-------- DATASET RECORDS --------

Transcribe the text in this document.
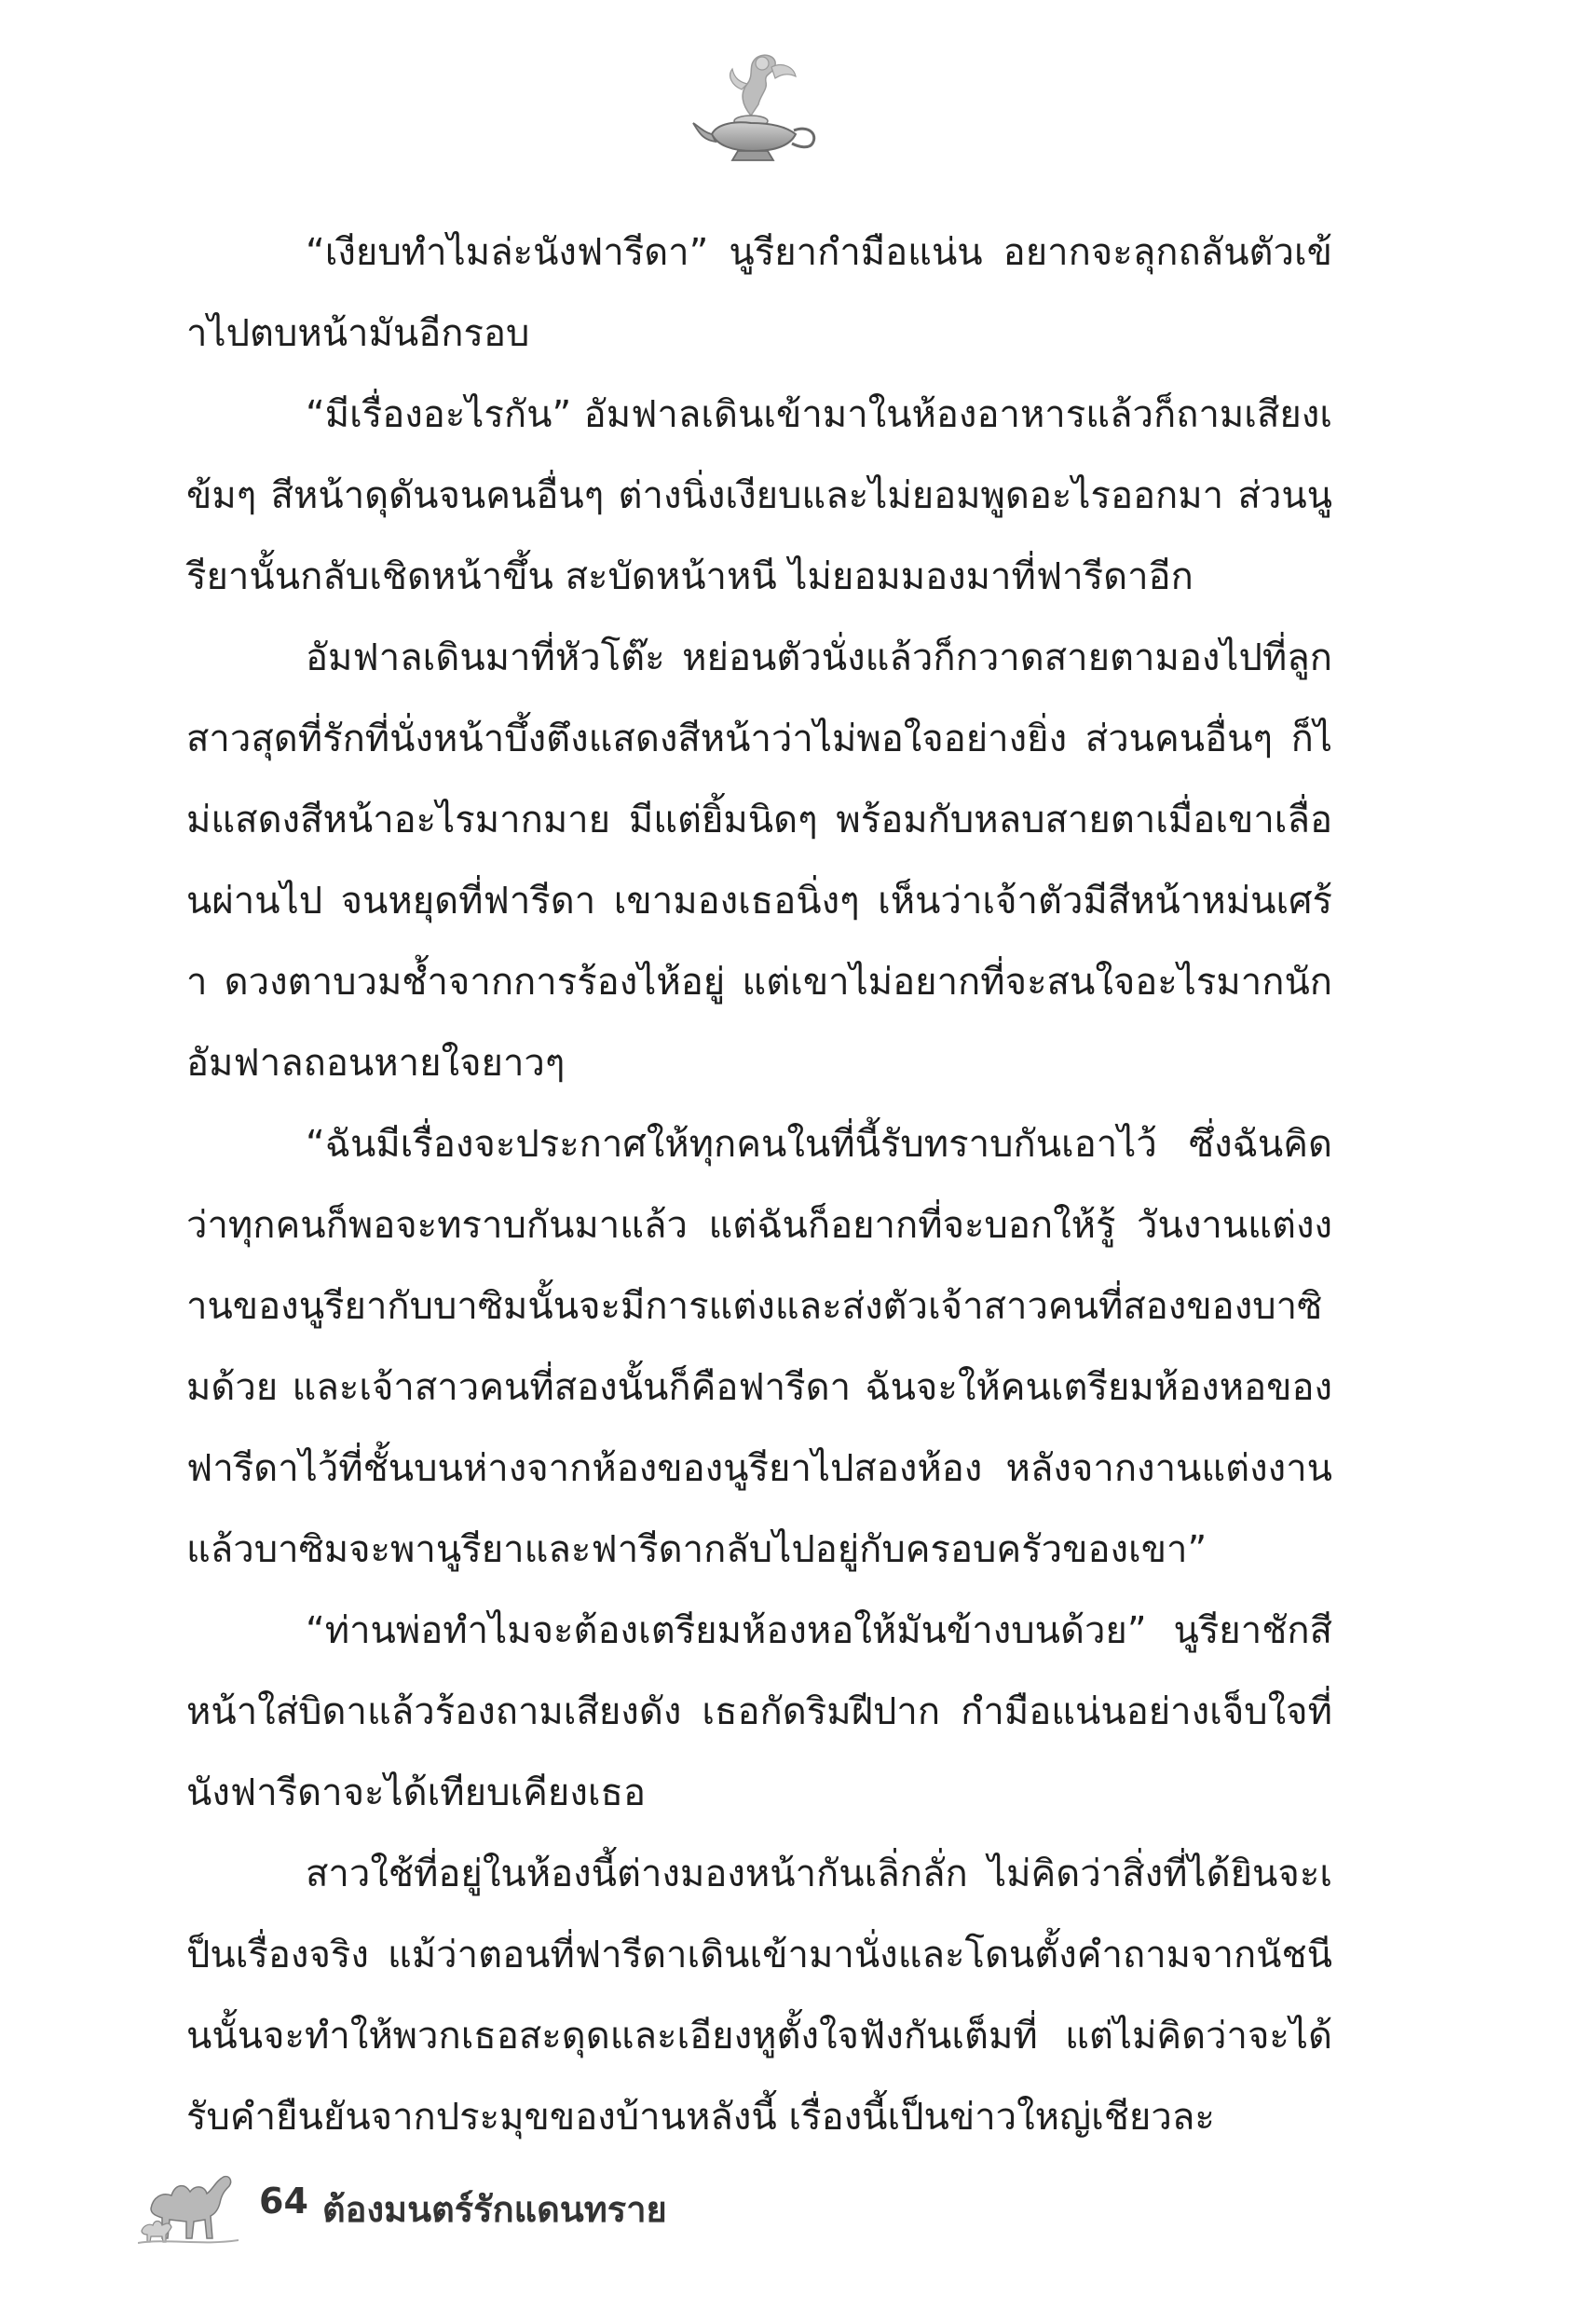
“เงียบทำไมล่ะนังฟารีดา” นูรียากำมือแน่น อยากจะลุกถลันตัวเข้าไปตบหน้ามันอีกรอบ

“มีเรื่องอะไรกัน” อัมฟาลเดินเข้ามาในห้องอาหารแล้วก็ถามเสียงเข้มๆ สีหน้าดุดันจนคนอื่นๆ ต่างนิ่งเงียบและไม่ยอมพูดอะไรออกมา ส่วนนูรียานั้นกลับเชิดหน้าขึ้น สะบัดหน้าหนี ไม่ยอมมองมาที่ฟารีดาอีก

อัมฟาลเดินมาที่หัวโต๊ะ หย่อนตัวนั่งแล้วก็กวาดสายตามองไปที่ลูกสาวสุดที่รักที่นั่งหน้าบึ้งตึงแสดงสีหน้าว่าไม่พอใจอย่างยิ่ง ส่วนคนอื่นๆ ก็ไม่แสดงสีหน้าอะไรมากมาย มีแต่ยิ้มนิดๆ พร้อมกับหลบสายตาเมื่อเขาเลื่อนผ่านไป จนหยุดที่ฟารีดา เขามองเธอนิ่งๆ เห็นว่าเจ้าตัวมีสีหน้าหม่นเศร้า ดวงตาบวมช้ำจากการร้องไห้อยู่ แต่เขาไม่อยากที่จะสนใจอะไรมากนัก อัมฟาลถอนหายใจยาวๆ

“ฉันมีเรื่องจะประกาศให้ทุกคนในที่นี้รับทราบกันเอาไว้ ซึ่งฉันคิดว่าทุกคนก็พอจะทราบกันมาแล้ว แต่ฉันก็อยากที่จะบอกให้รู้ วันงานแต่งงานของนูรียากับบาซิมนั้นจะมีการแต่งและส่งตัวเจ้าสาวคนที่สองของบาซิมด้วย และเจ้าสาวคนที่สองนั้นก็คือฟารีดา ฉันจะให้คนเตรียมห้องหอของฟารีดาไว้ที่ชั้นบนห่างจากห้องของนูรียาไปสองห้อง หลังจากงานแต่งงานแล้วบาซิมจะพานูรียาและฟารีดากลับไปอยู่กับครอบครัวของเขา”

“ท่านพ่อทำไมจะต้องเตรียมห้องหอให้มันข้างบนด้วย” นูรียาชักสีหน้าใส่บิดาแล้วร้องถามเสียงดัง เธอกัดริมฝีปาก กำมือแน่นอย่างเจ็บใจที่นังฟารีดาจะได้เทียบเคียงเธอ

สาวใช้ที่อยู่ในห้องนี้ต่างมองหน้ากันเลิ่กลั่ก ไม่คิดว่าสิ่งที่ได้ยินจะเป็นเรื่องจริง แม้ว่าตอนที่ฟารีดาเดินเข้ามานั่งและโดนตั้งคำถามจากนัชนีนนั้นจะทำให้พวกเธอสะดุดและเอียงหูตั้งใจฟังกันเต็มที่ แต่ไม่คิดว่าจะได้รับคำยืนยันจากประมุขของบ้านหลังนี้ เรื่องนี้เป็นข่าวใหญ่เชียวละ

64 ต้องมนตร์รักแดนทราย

--------
-------- DATASET RECORDS --------

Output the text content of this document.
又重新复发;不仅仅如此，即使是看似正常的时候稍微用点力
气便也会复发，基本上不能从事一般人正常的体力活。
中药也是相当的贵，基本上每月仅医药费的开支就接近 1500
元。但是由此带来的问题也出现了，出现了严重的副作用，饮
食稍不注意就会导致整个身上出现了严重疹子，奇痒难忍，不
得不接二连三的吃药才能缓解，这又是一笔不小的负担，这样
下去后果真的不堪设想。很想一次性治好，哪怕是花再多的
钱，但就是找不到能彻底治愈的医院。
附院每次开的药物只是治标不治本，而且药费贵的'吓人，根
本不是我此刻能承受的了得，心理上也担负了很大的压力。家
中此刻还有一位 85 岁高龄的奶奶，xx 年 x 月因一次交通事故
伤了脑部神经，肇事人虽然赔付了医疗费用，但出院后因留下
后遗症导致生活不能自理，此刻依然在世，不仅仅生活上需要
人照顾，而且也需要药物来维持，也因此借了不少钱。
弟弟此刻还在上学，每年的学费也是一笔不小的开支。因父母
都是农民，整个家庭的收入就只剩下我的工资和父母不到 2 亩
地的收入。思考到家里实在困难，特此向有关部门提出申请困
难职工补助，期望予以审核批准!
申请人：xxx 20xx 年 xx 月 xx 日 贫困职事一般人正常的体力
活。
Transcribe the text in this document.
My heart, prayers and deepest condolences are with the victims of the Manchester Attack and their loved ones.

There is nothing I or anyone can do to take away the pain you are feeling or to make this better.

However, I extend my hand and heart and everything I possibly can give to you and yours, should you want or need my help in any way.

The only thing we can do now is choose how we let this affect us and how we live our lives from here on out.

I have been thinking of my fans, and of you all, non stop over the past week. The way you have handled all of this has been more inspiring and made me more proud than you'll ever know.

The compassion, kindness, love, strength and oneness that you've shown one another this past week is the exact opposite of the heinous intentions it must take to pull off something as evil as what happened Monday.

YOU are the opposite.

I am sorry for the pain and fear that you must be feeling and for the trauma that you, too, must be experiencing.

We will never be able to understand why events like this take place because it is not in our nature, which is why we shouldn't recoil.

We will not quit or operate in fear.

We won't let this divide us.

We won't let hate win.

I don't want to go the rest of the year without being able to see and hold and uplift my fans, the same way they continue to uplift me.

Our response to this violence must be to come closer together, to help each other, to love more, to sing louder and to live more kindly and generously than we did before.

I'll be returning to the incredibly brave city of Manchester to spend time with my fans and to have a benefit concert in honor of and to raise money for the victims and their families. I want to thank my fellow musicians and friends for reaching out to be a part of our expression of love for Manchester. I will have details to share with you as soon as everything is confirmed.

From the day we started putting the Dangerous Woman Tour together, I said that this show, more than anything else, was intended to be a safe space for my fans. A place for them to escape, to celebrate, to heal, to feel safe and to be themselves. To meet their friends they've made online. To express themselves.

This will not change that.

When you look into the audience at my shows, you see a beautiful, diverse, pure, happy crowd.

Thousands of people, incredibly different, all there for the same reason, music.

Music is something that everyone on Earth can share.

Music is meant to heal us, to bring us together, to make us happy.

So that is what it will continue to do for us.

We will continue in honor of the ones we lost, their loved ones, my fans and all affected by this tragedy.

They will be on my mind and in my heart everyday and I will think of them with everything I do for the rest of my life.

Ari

--------

Copy out each line of the entries that holds "heal".

### RESULT OF THE EXERCISE
From the day we started putting the Dangerous Woman Tour together, I said that this show, more than anything else, was intended to be a safe space for my fans. A place for them to escape, to celebrate, to heal, to feel safe and to be themselves. To meet their friends they've made online. To express themselves.
Music is meant to heal us, to bring us together, to make us happy.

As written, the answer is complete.